>> begin PROVIDED RECORDS

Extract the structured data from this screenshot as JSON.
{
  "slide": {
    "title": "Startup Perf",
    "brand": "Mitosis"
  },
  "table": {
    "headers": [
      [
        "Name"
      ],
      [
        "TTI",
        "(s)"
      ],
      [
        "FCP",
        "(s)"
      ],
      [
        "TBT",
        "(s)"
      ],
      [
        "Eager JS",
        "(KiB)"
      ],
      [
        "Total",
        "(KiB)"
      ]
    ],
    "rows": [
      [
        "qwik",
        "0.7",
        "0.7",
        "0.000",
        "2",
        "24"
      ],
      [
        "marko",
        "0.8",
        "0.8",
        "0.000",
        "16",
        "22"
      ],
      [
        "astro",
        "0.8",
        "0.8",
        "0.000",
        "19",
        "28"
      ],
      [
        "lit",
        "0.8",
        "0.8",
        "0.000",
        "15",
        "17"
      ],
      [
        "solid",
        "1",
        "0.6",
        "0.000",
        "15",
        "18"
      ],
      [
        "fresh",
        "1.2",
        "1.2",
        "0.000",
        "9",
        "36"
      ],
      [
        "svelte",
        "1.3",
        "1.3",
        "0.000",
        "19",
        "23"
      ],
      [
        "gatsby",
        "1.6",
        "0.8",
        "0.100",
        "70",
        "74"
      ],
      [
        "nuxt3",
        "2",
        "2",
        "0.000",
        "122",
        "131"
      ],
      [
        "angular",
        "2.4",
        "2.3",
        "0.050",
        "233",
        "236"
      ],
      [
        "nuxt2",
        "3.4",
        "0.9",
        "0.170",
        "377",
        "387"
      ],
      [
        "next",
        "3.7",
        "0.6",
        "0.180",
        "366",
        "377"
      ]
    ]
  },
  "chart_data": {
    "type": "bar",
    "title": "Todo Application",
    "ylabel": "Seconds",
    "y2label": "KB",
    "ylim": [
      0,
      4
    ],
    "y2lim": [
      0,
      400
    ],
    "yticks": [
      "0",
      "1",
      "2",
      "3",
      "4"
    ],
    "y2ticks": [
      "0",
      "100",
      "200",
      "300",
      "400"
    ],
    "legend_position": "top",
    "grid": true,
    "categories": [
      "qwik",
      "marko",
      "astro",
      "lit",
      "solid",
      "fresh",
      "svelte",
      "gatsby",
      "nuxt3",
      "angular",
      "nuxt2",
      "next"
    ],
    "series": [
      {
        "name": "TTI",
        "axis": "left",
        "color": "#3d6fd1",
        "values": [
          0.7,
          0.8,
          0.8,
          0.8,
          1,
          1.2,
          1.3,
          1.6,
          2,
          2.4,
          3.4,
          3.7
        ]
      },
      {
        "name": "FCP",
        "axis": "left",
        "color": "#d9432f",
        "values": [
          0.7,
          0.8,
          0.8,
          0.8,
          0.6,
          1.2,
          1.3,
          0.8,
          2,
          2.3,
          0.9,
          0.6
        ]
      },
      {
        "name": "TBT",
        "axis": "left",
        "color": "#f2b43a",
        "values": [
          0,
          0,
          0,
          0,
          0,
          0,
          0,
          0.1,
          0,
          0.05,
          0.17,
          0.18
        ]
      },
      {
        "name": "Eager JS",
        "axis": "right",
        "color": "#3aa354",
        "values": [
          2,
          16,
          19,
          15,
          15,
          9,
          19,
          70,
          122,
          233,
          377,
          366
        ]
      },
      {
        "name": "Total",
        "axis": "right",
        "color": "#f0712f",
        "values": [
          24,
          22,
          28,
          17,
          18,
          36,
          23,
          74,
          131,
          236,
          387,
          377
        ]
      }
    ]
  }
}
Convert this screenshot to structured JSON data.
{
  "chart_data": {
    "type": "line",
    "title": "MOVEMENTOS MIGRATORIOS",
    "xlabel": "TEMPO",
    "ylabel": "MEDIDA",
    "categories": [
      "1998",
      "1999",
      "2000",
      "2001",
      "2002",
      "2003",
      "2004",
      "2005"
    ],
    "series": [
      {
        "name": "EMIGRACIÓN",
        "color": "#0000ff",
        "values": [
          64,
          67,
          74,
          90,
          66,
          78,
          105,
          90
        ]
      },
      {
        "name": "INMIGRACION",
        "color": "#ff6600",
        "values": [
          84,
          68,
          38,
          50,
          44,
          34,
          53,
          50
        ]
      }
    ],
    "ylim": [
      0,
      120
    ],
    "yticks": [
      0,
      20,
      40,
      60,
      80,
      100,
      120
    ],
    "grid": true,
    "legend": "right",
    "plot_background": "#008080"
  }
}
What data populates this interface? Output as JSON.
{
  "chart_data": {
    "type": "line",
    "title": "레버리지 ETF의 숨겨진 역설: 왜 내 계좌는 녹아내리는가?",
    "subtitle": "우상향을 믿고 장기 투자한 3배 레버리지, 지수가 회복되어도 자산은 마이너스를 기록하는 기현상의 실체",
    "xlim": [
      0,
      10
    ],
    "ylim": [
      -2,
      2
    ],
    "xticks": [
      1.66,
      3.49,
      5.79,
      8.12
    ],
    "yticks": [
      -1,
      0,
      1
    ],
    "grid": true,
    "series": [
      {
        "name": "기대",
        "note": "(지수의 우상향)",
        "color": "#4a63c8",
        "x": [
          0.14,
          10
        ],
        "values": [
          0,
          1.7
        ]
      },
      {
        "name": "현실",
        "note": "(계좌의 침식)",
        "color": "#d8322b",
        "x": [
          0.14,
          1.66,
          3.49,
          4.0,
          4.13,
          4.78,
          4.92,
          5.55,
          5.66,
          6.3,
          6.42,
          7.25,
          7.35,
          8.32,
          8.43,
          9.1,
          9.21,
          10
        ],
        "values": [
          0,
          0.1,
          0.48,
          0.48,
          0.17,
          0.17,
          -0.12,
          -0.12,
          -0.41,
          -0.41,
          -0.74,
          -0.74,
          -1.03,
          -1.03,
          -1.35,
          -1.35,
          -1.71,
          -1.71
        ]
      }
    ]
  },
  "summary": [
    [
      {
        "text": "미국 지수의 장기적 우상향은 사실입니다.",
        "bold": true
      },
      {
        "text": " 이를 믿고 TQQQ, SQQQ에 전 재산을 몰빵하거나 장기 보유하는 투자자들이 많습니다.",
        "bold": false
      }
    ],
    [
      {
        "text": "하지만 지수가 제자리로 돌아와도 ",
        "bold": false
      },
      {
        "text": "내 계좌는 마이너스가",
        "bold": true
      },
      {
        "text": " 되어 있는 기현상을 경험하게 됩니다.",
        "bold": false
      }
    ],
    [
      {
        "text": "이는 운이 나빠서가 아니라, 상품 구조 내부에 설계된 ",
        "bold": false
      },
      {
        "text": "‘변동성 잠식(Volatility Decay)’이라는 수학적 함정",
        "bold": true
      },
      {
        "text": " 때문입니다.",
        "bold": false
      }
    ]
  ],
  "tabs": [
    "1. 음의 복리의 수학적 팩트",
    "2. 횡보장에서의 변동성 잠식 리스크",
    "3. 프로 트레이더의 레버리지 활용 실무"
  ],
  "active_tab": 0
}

>> end PROVIDED RECORDS

→ WHAT THE EXERCISE ASKS: Restate all of the entries above precisely.

→ RESPONSE TO THE EXERCISE:
Extract the structured data from this screenshot as JSON.
{
  "slide": {
    "title": "Startup Perf",
    "brand": "Mitosis"
  },
  "table": {
    "headers": [
      [
        "Name"
      ],
      [
        "TTI",
        "(s)"
      ],
      [
        "FCP",
        "(s)"
      ],
      [
        "TBT",
        "(s)"
      ],
      [
        "Eager JS",
        "(KiB)"
      ],
      [
        "Total",
        "(KiB)"
      ]
    ],
    "rows": [
      [
        "qwik",
        "0.7",
        "0.7",
        "0.000",
        "2",
        "24"
      ],
      [
        "marko",
        "0.8",
        "0.8",
        "0.000",
        "16",
        "22"
      ],
      [
        "astro",
        "0.8",
        "0.8",
        "0.000",
        "19",
        "28"
      ],
      [
        "lit",
        "0.8",
        "0.8",
        "0.000",
        "15",
        "17"
      ],
      [
        "solid",
        "1",
        "0.6",
        "0.000",
        "15",
        "18"
      ],
      [
        "fresh",
        "1.2",
        "1.2",
        "0.000",
        "9",
        "36"
      ],
      [
        "svelte",
        "1.3",
        "1.3",
        "0.000",
        "19",
        "23"
      ],
      [
        "gatsby",
        "1.6",
        "0.8",
        "0.100",
        "70",
        "74"
      ],
      [
        "nuxt3",
        "2",
        "2",
        "0.000",
        "122",
        "131"
      ],
      [
        "angular",
        "2.4",
        "2.3",
        "0.050",
        "233",
        "236"
      ],
      [
        "nuxt2",
        "3.4",
        "0.9",
        "0.170",
        "377",
        "387"
      ],
      [
        "next",
        "3.7",
        "0.6",
        "0.180",
        "366",
        "377"
      ]
    ]
  },
  "chart_data": {
    "type": "bar",
    "title": "Todo Application",
    "ylabel": "Seconds",
    "y2label": "KB",
    "ylim": [
      0,
      4
    ],
    "y2lim": [
      0,
      400
    ],
    "yticks": [
      "0",
      "1",
      "2",
      "3",
      "4"
    ],
    "y2ticks": [
      "0",
      "100",
      "200",
      "300",
      "400"
    ],
    "legend_position": "top",
    "grid": true,
    "categories": [
      "qwik",
      "marko",
      "astro",
      "lit",
      "solid",
      "fresh",
      "svelte",
      "gatsby",
      "nuxt3",
      "angular",
      "nuxt2",
      "next"
    ],
    "series": [
      {
        "name": "TTI",
        "axis": "left",
        "color": "#3d6fd1",
        "values": [
          0.7,
          0.8,
          0.8,
          0.8,
          1,
          1.2,
          1.3,
          1.6,
          2,
          2.4,
          3.4,
          3.7
        ]
      },
      {
        "name": "FCP",
        "axis": "left",
        "color": "#d9432f",
        "values": [
          0.7,
          0.8,
          0.8,
          0.8,
          0.6,
          1.2,
          1.3,
          0.8,
          2,
          2.3,
          0.9,
          0.6
        ]
      },
      {
        "name": "TBT",
        "axis": "left",
        "color": "#f2b43a",
        "values": [
          0,
          0,
          0,
          0,
          0,
          0,
          0,
          0.1,
          0,
          0.05,
          0.17,
          0.18
        ]
      },
      {
        "name": "Eager JS",
        "axis": "right",
        "color": "#3aa354",
        "values": [
          2,
          16,
          19,
          15,
          15,
          9,
          19,
          70,
          122,
          233,
          377,
          366
        ]
      },
      {
        "name": "Total",
        "axis": "right",
        "color": "#f0712f",
        "values": [
          24,
          22,
          28,
          17,
          18,
          36,
          23,
          74,
          131,
          236,
          387,
          377
        ]
      }
    ]
  }
}
Convert this screenshot to structured JSON data.
{
  "chart_data": {
    "type": "line",
    "title": "MOVEMENTOS MIGRATORIOS",
    "xlabel": "TEMPO",
    "ylabel": "MEDIDA",
    "categories": [
      "1998",
      "1999",
      "2000",
      "2001",
      "2002",
      "2003",
      "2004",
      "2005"
    ],
    "series": [
      {
        "name": "EMIGRACIÓN",
        "color": "#0000ff",
        "values": [
          64,
          67,
          74,
          90,
          66,
          78,
          105,
          90
        ]
      },
      {
        "name": "INMIGRACION",
        "color": "#ff6600",
        "values": [
          84,
          68,
          38,
          50,
          44,
          34,
          53,
          50
        ]
      }
    ],
    "ylim": [
      0,
      120
    ],
    "yticks": [
      0,
      20,
      40,
      60,
      80,
      100,
      120
    ],
    "grid": true,
    "legend": "right",
    "plot_background": "#008080"
  }
}
What data populates this interface? Output as JSON.
{
  "chart_data": {
    "type": "line",
    "title": "레버리지 ETF의 숨겨진 역설: 왜 내 계좌는 녹아내리는가?",
    "subtitle": "우상향을 믿고 장기 투자한 3배 레버리지, 지수가 회복되어도 자산은 마이너스를 기록하는 기현상의 실체",
    "xlim": [
      0,
      10
    ],
    "ylim": [
      -2,
      2
    ],
    "xticks": [
      1.66,
      3.49,
      5.79,
      8.12
    ],
    "yticks": [
      -1,
      0,
      1
    ],
    "grid": true,
    "series": [
      {
        "name": "기대",
        "note": "(지수의 우상향)",
        "color": "#4a63c8",
        "x": [
          0.14,
          10
        ],
        "values": [
          0,
          1.7
        ]
      },
      {
        "name": "현실",
        "note": "(계좌의 침식)",
        "color": "#d8322b",
        "x": [
          0.14,
          1.66,
          3.49,
          4.0,
          4.13,
          4.78,
          4.92,
          5.55,
          5.66,
          6.3,
          6.42,
          7.25,
          7.35,
          8.32,
          8.43,
          9.1,
          9.21,
          10
        ],
        "values": [
          0,
          0.1,
          0.48,
          0.48,
          0.17,
          0.17,
          -0.12,
          -0.12,
          -0.41,
          -0.41,
          -0.74,
          -0.74,
          -1.03,
          -1.03,
          -1.35,
          -1.35,
          -1.71,
          -1.71
        ]
      }
    ]
  },
  "summary": [
    [
      {
        "text": "미국 지수의 장기적 우상향은 사실입니다.",
        "bold": true
      },
      {
        "text": " 이를 믿고 TQQQ, SQQQ에 전 재산을 몰빵하거나 장기 보유하는 투자자들이 많습니다.",
        "bold": false
      }
    ],
    [
      {
        "text": "하지만 지수가 제자리로 돌아와도 ",
        "bold": false
      },
      {
        "text": "내 계좌는 마이너스가",
        "bold": true
      },
      {
        "text": " 되어 있는 기현상을 경험하게 됩니다.",
        "bold": false
      }
    ],
    [
      {
        "text": "이는 운이 나빠서가 아니라, 상품 구조 내부에 설계된 ",
        "bold": false
      },
      {
        "text": "‘변동성 잠식(Volatility Decay)’이라는 수학적 함정",
        "bold": true
      },
      {
        "text": " 때문입니다.",
        "bold": false
      }
    ]
  ],
  "tabs": [
    "1. 음의 복리의 수학적 팩트",
    "2. 횡보장에서의 변동성 잠식 리스크",
    "3. 프로 트레이더의 레버리지 활용 실무"
  ],
  "active_tab": 0
}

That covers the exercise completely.